### WHAT IS REQUIRED
Return every record below exactly as written, but leave out the pictures.

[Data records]
——————————

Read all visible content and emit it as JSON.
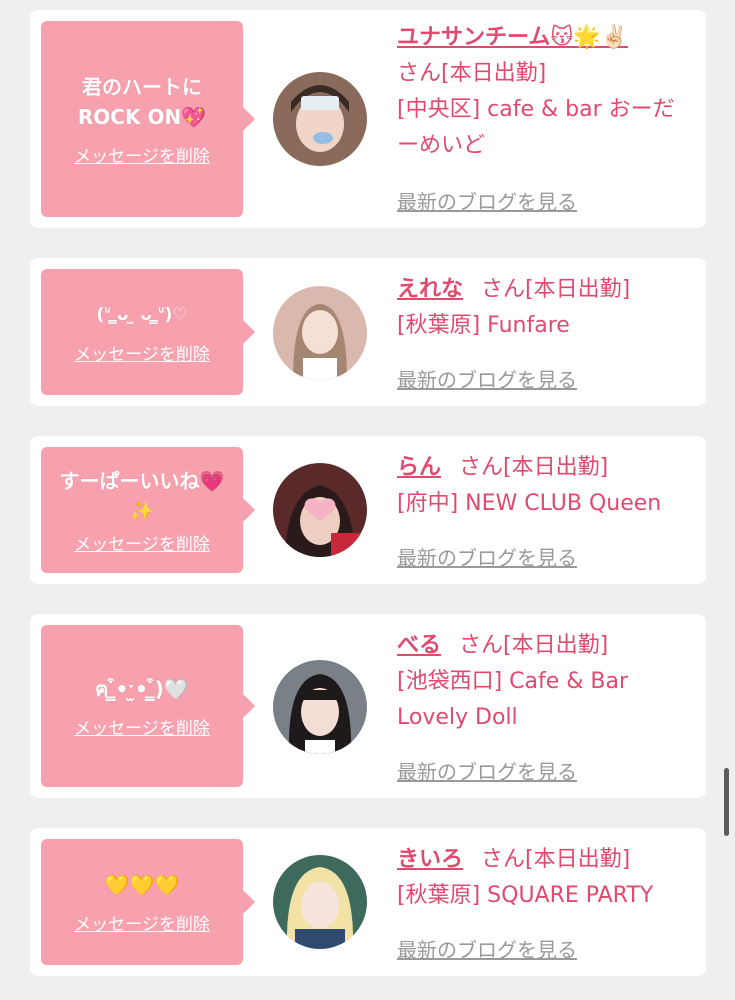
{
  "common": {
    "delete_label": "メッセージを削除",
    "blog_label": "最新のブログを見る",
    "san_suffix": "さん[本日出勤]"
  },
  "colors": {
    "bubble": "#f7a1ae",
    "accent": "#e04a6f",
    "link_gray": "#9a9a9a",
    "background": "#efefef"
  },
  "entries": [
    {
      "message_line1": "君のハートに",
      "message_line2": "ROCK ON💖",
      "name": "ユナサンチーム😽🌟✌🏻",
      "shop": "[中央区] cafe & bar おーだーめいど"
    },
    {
      "message_line1": "(ᐡ ̳ᴗ ̫ ᴗ ̳ᐡ)♡",
      "message_line2": "",
      "name": "えれな",
      "shop": "[秋葉原] Funfare"
    },
    {
      "message_line1": "すーぱーいいね💗",
      "message_line2": "✨",
      "name": "らん",
      "shop": "[府中] NEW CLUB Queen"
    },
    {
      "message_line1": "ฅ ̳͒•ˑ̫• ̳͒)🤍",
      "message_line2": "",
      "name": "べる",
      "shop": "[池袋西口] Cafe & Bar Lovely Doll"
    },
    {
      "message_line1": "💛💛💛",
      "message_line2": "",
      "name": "きいろ",
      "shop": "[秋葉原] SQUARE PARTY"
    }
  ]
}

——————————

### RESPONSE TO THE EXERCISE
Read all visible content and emit it as JSON.
{
  "common": {
    "delete_label": "メッセージを削除",
    "blog_label": "最新のブログを見る",
    "san_suffix": "さん[本日出勤]"
  },
  "colors": {
    "bubble": "#f7a1ae",
    "accent": "#e04a6f",
    "link_gray": "#9a9a9a",
    "background": "#efefef"
  },
  "entries": [
    {
      "message_line1": "君のハートに",
      "message_line2": "ROCK ON💖",
      "name": "ユナサンチーム😽🌟✌🏻",
      "shop": "[中央区] cafe & bar おーだーめいど"
    },
    {
      "message_line1": "(ᐡ ̳ᴗ ̫ ᴗ ̳ᐡ)♡",
      "message_line2": "",
      "name": "えれな",
      "shop": "[秋葉原] Funfare"
    },
    {
      "message_line1": "すーぱーいいね💗",
      "message_line2": "✨",
      "name": "らん",
      "shop": "[府中] NEW CLUB Queen"
    },
    {
      "message_line1": "ฅ ̳͒•ˑ̫• ̳͒)🤍",
      "message_line2": "",
      "name": "べる",
      "shop": "[池袋西口] Cafe & Bar Lovely Doll"
    },
    {
      "message_line1": "💛💛💛",
      "message_line2": "",
      "name": "きいろ",
      "shop": "[秋葉原] SQUARE PARTY"
    }
  ]
}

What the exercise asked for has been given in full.